- [WHAT IS REQUIRED]:
Quote the entries that follow exactly, leaving none out.

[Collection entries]
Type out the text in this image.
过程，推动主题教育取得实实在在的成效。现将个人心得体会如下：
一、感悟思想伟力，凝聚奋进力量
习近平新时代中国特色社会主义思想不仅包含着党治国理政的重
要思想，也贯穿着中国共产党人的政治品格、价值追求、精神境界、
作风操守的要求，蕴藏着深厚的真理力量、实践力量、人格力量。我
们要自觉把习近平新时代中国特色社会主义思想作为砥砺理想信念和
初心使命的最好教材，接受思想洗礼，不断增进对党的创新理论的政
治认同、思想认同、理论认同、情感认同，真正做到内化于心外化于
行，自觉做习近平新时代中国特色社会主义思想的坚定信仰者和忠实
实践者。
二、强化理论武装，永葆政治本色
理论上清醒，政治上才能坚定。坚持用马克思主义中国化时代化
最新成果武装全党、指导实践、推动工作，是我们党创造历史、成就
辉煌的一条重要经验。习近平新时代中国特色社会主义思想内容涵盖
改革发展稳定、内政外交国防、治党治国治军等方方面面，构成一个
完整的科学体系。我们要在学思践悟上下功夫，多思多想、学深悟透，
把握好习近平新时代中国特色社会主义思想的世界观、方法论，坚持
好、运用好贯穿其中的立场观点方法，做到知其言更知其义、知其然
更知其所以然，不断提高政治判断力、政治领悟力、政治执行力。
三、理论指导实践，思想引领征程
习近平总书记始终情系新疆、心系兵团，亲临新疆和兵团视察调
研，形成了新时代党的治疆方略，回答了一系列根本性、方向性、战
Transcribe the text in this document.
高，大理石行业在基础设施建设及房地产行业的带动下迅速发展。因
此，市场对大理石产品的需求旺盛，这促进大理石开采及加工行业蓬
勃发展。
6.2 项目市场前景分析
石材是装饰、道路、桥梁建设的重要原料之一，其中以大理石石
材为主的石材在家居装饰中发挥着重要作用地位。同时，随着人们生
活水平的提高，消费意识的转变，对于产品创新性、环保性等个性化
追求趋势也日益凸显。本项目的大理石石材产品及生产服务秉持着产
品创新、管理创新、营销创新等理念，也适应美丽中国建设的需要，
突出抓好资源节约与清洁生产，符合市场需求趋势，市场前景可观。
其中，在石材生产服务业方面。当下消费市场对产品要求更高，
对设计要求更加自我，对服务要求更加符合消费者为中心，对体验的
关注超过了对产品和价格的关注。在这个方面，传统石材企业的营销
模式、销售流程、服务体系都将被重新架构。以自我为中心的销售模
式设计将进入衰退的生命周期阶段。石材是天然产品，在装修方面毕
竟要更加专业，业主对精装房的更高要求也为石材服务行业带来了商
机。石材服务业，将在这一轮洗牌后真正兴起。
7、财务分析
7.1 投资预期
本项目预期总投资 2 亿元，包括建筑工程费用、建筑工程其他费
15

- [SOLUTION]:
Type out the text in this image.
过程，推动主题教育取得实实在在的成效。现将个人心得体会如下：
一、感悟思想伟力，凝聚奋进力量
习近平新时代中国特色社会主义思想不仅包含着党治国理政的重
要思想，也贯穿着中国共产党人的政治品格、价值追求、精神境界、
作风操守的要求，蕴藏着深厚的真理力量、实践力量、人格力量。我
们要自觉把习近平新时代中国特色社会主义思想作为砥砺理想信念和
初心使命的最好教材，接受思想洗礼，不断增进对党的创新理论的政
治认同、思想认同、理论认同、情感认同，真正做到内化于心外化于
行，自觉做习近平新时代中国特色社会主义思想的坚定信仰者和忠实
实践者。
二、强化理论武装，永葆政治本色
理论上清醒，政治上才能坚定。坚持用马克思主义中国化时代化
最新成果武装全党、指导实践、推动工作，是我们党创造历史、成就
辉煌的一条重要经验。习近平新时代中国特色社会主义思想内容涵盖
改革发展稳定、内政外交国防、治党治国治军等方方面面，构成一个
完整的科学体系。我们要在学思践悟上下功夫，多思多想、学深悟透，
把握好习近平新时代中国特色社会主义思想的世界观、方法论，坚持
好、运用好贯穿其中的立场观点方法，做到知其言更知其义、知其然
更知其所以然，不断提高政治判断力、政治领悟力、政治执行力。
三、理论指导实践，思想引领征程
习近平总书记始终情系新疆、心系兵团，亲临新疆和兵团视察调
研，形成了新时代党的治疆方略，回答了一系列根本性、方向性、战
Transcribe the text in this document.
高，大理石行业在基础设施建设及房地产行业的带动下迅速发展。因
此，市场对大理石产品的需求旺盛，这促进大理石开采及加工行业蓬
勃发展。
6.2 项目市场前景分析
石材是装饰、道路、桥梁建设的重要原料之一，其中以大理石石
材为主的石材在家居装饰中发挥着重要作用地位。同时，随着人们生
活水平的提高，消费意识的转变，对于产品创新性、环保性等个性化
追求趋势也日益凸显。本项目的大理石石材产品及生产服务秉持着产
品创新、管理创新、营销创新等理念，也适应美丽中国建设的需要，
突出抓好资源节约与清洁生产，符合市场需求趋势，市场前景可观。
其中，在石材生产服务业方面。当下消费市场对产品要求更高，
对设计要求更加自我，对服务要求更加符合消费者为中心，对体验的
关注超过了对产品和价格的关注。在这个方面，传统石材企业的营销
模式、销售流程、服务体系都将被重新架构。以自我为中心的销售模
式设计将进入衰退的生命周期阶段。石材是天然产品，在装修方面毕
竟要更加专业，业主对精装房的更高要求也为石材服务行业带来了商
机。石材服务业，将在这一轮洗牌后真正兴起。
7、财务分析
7.1 投资预期
本项目预期总投资 2 亿元，包括建筑工程费用、建筑工程其他费
15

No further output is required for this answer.